## Your instructions:
Restate the records that follow word for word; no pictures should appear.
# Start of Working data
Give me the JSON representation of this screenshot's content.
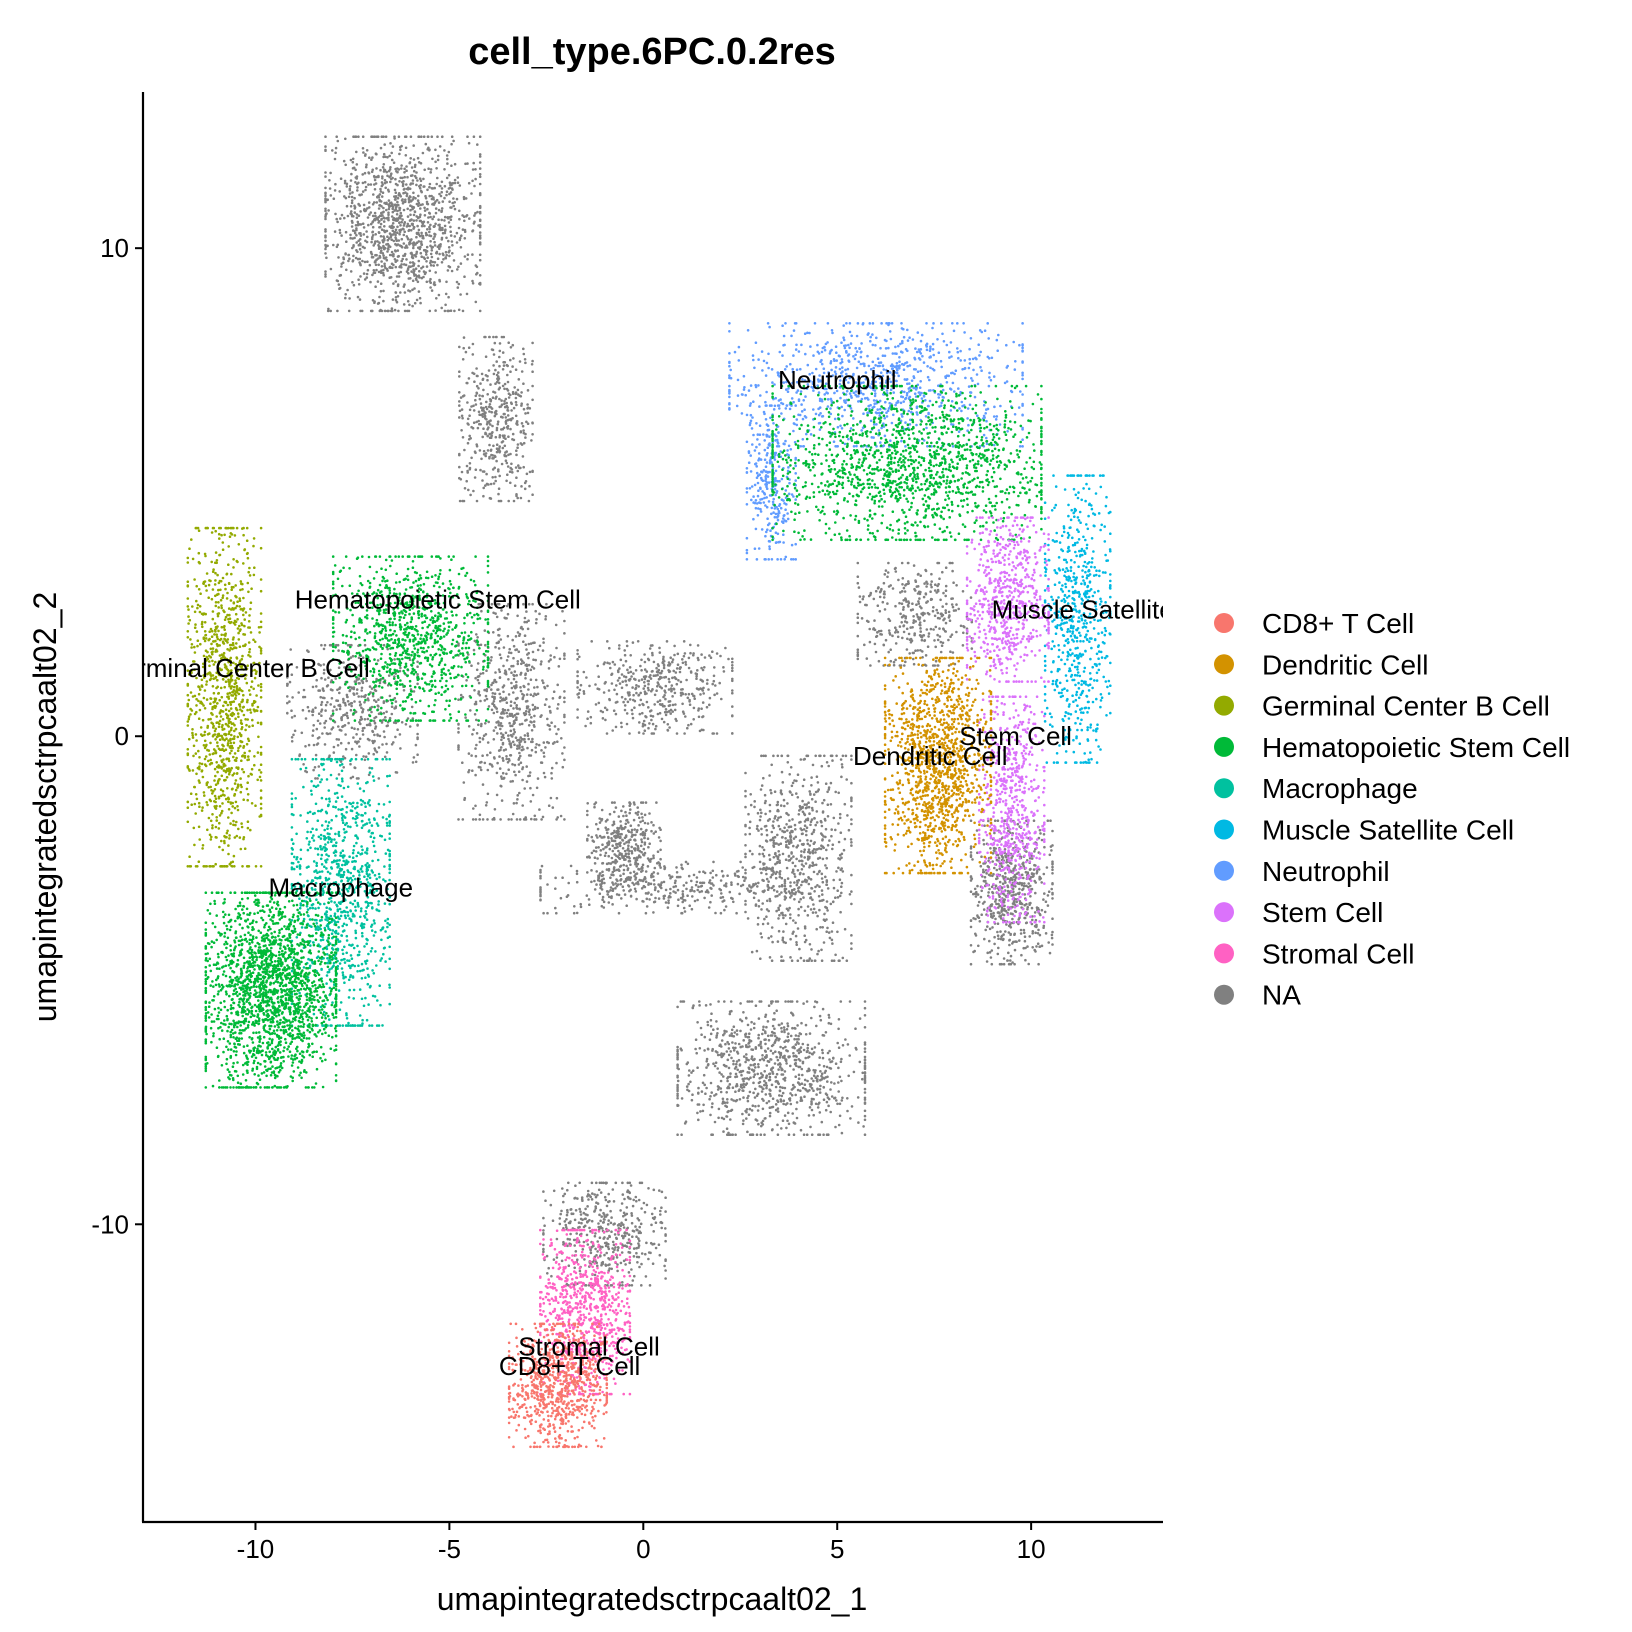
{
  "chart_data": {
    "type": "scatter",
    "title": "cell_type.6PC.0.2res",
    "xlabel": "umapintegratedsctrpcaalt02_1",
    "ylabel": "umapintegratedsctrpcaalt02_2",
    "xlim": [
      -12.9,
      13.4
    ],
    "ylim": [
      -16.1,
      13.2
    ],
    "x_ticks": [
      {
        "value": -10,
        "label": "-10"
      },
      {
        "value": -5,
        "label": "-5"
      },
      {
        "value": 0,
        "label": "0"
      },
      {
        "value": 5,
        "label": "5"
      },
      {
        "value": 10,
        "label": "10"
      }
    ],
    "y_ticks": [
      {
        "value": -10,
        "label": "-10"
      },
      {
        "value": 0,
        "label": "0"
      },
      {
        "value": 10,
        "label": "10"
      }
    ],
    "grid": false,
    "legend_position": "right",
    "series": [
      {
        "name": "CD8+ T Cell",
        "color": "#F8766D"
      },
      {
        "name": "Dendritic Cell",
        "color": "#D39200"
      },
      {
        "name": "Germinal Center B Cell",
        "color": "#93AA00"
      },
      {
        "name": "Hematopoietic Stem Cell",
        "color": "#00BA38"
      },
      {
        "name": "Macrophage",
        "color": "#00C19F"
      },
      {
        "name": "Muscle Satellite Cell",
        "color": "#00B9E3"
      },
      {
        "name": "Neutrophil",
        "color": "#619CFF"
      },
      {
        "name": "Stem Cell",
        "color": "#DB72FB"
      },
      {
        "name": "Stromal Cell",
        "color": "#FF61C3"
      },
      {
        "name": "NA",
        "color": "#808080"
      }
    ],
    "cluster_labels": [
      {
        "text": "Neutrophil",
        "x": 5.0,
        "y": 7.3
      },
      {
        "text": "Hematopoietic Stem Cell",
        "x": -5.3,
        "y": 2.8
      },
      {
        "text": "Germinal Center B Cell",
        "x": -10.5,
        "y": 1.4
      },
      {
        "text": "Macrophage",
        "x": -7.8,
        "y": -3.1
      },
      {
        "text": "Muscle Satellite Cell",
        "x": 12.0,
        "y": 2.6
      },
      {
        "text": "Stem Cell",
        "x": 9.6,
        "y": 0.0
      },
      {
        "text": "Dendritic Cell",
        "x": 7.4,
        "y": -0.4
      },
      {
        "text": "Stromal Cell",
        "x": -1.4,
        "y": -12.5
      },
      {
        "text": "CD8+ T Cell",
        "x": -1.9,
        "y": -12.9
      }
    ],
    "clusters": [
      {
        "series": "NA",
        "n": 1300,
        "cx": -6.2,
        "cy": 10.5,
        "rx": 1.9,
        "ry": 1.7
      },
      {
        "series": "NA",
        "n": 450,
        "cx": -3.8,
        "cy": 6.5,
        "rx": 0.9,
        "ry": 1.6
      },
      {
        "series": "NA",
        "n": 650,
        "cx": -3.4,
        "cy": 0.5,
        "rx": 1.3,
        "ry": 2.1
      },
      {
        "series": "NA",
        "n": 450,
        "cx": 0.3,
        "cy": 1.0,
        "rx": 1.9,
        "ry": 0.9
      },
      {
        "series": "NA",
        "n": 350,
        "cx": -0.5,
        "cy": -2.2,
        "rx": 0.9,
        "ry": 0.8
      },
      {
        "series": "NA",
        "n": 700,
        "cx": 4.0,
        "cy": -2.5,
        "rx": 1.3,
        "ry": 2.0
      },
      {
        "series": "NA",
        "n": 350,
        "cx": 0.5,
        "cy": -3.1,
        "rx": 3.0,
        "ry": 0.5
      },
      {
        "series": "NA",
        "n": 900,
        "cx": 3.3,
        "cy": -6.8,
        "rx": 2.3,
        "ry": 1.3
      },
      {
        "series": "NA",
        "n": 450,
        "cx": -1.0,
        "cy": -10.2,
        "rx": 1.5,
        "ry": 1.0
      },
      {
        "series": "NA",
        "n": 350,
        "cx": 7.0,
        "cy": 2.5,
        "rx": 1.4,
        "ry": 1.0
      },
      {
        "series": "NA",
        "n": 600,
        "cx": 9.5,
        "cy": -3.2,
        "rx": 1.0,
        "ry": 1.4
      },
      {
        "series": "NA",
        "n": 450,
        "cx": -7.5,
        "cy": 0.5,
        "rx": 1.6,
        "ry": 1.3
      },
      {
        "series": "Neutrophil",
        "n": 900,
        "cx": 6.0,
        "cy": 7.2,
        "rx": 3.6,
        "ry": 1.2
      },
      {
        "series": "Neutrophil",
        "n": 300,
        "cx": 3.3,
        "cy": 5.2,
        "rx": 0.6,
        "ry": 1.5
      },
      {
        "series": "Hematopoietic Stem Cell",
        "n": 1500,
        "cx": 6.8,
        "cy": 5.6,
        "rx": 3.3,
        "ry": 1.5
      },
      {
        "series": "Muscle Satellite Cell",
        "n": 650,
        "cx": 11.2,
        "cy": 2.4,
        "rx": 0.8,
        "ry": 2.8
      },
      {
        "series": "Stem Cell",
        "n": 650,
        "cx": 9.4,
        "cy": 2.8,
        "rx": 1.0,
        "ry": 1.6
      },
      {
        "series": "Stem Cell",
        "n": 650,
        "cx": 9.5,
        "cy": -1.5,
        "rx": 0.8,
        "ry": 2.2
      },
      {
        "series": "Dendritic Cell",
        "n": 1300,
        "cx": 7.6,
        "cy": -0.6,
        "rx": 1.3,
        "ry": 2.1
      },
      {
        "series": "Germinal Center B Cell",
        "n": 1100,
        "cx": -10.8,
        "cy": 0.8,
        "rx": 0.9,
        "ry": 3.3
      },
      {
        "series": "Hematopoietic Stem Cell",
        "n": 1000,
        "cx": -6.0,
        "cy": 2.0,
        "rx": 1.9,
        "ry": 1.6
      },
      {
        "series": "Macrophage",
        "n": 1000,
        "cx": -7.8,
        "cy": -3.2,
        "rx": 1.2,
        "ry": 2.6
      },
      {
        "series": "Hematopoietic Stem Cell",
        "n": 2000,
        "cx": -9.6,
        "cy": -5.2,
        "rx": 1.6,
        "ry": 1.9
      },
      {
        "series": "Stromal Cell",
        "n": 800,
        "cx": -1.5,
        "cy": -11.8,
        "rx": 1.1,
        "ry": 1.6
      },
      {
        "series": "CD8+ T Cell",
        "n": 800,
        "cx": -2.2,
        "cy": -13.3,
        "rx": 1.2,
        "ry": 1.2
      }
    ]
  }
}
# End of Working data
## Output:
Give me the JSON representation of this screenshot's content.
{
  "chart_data": {
    "type": "scatter",
    "title": "cell_type.6PC.0.2res",
    "xlabel": "umapintegratedsctrpcaalt02_1",
    "ylabel": "umapintegratedsctrpcaalt02_2",
    "xlim": [
      -12.9,
      13.4
    ],
    "ylim": [
      -16.1,
      13.2
    ],
    "x_ticks": [
      {
        "value": -10,
        "label": "-10"
      },
      {
        "value": -5,
        "label": "-5"
      },
      {
        "value": 0,
        "label": "0"
      },
      {
        "value": 5,
        "label": "5"
      },
      {
        "value": 10,
        "label": "10"
      }
    ],
    "y_ticks": [
      {
        "value": -10,
        "label": "-10"
      },
      {
        "value": 0,
        "label": "0"
      },
      {
        "value": 10,
        "label": "10"
      }
    ],
    "grid": false,
    "legend_position": "right",
    "series": [
      {
        "name": "CD8+ T Cell",
        "color": "#F8766D"
      },
      {
        "name": "Dendritic Cell",
        "color": "#D39200"
      },
      {
        "name": "Germinal Center B Cell",
        "color": "#93AA00"
      },
      {
        "name": "Hematopoietic Stem Cell",
        "color": "#00BA38"
      },
      {
        "name": "Macrophage",
        "color": "#00C19F"
      },
      {
        "name": "Muscle Satellite Cell",
        "color": "#00B9E3"
      },
      {
        "name": "Neutrophil",
        "color": "#619CFF"
      },
      {
        "name": "Stem Cell",
        "color": "#DB72FB"
      },
      {
        "name": "Stromal Cell",
        "color": "#FF61C3"
      },
      {
        "name": "NA",
        "color": "#808080"
      }
    ],
    "cluster_labels": [
      {
        "text": "Neutrophil",
        "x": 5.0,
        "y": 7.3
      },
      {
        "text": "Hematopoietic Stem Cell",
        "x": -5.3,
        "y": 2.8
      },
      {
        "text": "Germinal Center B Cell",
        "x": -10.5,
        "y": 1.4
      },
      {
        "text": "Macrophage",
        "x": -7.8,
        "y": -3.1
      },
      {
        "text": "Muscle Satellite Cell",
        "x": 12.0,
        "y": 2.6
      },
      {
        "text": "Stem Cell",
        "x": 9.6,
        "y": 0.0
      },
      {
        "text": "Dendritic Cell",
        "x": 7.4,
        "y": -0.4
      },
      {
        "text": "Stromal Cell",
        "x": -1.4,
        "y": -12.5
      },
      {
        "text": "CD8+ T Cell",
        "x": -1.9,
        "y": -12.9
      }
    ],
    "clusters": [
      {
        "series": "NA",
        "n": 1300,
        "cx": -6.2,
        "cy": 10.5,
        "rx": 1.9,
        "ry": 1.7
      },
      {
        "series": "NA",
        "n": 450,
        "cx": -3.8,
        "cy": 6.5,
        "rx": 0.9,
        "ry": 1.6
      },
      {
        "series": "NA",
        "n": 650,
        "cx": -3.4,
        "cy": 0.5,
        "rx": 1.3,
        "ry": 2.1
      },
      {
        "series": "NA",
        "n": 450,
        "cx": 0.3,
        "cy": 1.0,
        "rx": 1.9,
        "ry": 0.9
      },
      {
        "series": "NA",
        "n": 350,
        "cx": -0.5,
        "cy": -2.2,
        "rx": 0.9,
        "ry": 0.8
      },
      {
        "series": "NA",
        "n": 700,
        "cx": 4.0,
        "cy": -2.5,
        "rx": 1.3,
        "ry": 2.0
      },
      {
        "series": "NA",
        "n": 350,
        "cx": 0.5,
        "cy": -3.1,
        "rx": 3.0,
        "ry": 0.5
      },
      {
        "series": "NA",
        "n": 900,
        "cx": 3.3,
        "cy": -6.8,
        "rx": 2.3,
        "ry": 1.3
      },
      {
        "series": "NA",
        "n": 450,
        "cx": -1.0,
        "cy": -10.2,
        "rx": 1.5,
        "ry": 1.0
      },
      {
        "series": "NA",
        "n": 350,
        "cx": 7.0,
        "cy": 2.5,
        "rx": 1.4,
        "ry": 1.0
      },
      {
        "series": "NA",
        "n": 600,
        "cx": 9.5,
        "cy": -3.2,
        "rx": 1.0,
        "ry": 1.4
      },
      {
        "series": "NA",
        "n": 450,
        "cx": -7.5,
        "cy": 0.5,
        "rx": 1.6,
        "ry": 1.3
      },
      {
        "series": "Neutrophil",
        "n": 900,
        "cx": 6.0,
        "cy": 7.2,
        "rx": 3.6,
        "ry": 1.2
      },
      {
        "series": "Neutrophil",
        "n": 300,
        "cx": 3.3,
        "cy": 5.2,
        "rx": 0.6,
        "ry": 1.5
      },
      {
        "series": "Hematopoietic Stem Cell",
        "n": 1500,
        "cx": 6.8,
        "cy": 5.6,
        "rx": 3.3,
        "ry": 1.5
      },
      {
        "series": "Muscle Satellite Cell",
        "n": 650,
        "cx": 11.2,
        "cy": 2.4,
        "rx": 0.8,
        "ry": 2.8
      },
      {
        "series": "Stem Cell",
        "n": 650,
        "cx": 9.4,
        "cy": 2.8,
        "rx": 1.0,
        "ry": 1.6
      },
      {
        "series": "Stem Cell",
        "n": 650,
        "cx": 9.5,
        "cy": -1.5,
        "rx": 0.8,
        "ry": 2.2
      },
      {
        "series": "Dendritic Cell",
        "n": 1300,
        "cx": 7.6,
        "cy": -0.6,
        "rx": 1.3,
        "ry": 2.1
      },
      {
        "series": "Germinal Center B Cell",
        "n": 1100,
        "cx": -10.8,
        "cy": 0.8,
        "rx": 0.9,
        "ry": 3.3
      },
      {
        "series": "Hematopoietic Stem Cell",
        "n": 1000,
        "cx": -6.0,
        "cy": 2.0,
        "rx": 1.9,
        "ry": 1.6
      },
      {
        "series": "Macrophage",
        "n": 1000,
        "cx": -7.8,
        "cy": -3.2,
        "rx": 1.2,
        "ry": 2.6
      },
      {
        "series": "Hematopoietic Stem Cell",
        "n": 2000,
        "cx": -9.6,
        "cy": -5.2,
        "rx": 1.6,
        "ry": 1.9
      },
      {
        "series": "Stromal Cell",
        "n": 800,
        "cx": -1.5,
        "cy": -11.8,
        "rx": 1.1,
        "ry": 1.6
      },
      {
        "series": "CD8+ T Cell",
        "n": 800,
        "cx": -2.2,
        "cy": -13.3,
        "rx": 1.2,
        "ry": 1.2
      }
    ]
  }
}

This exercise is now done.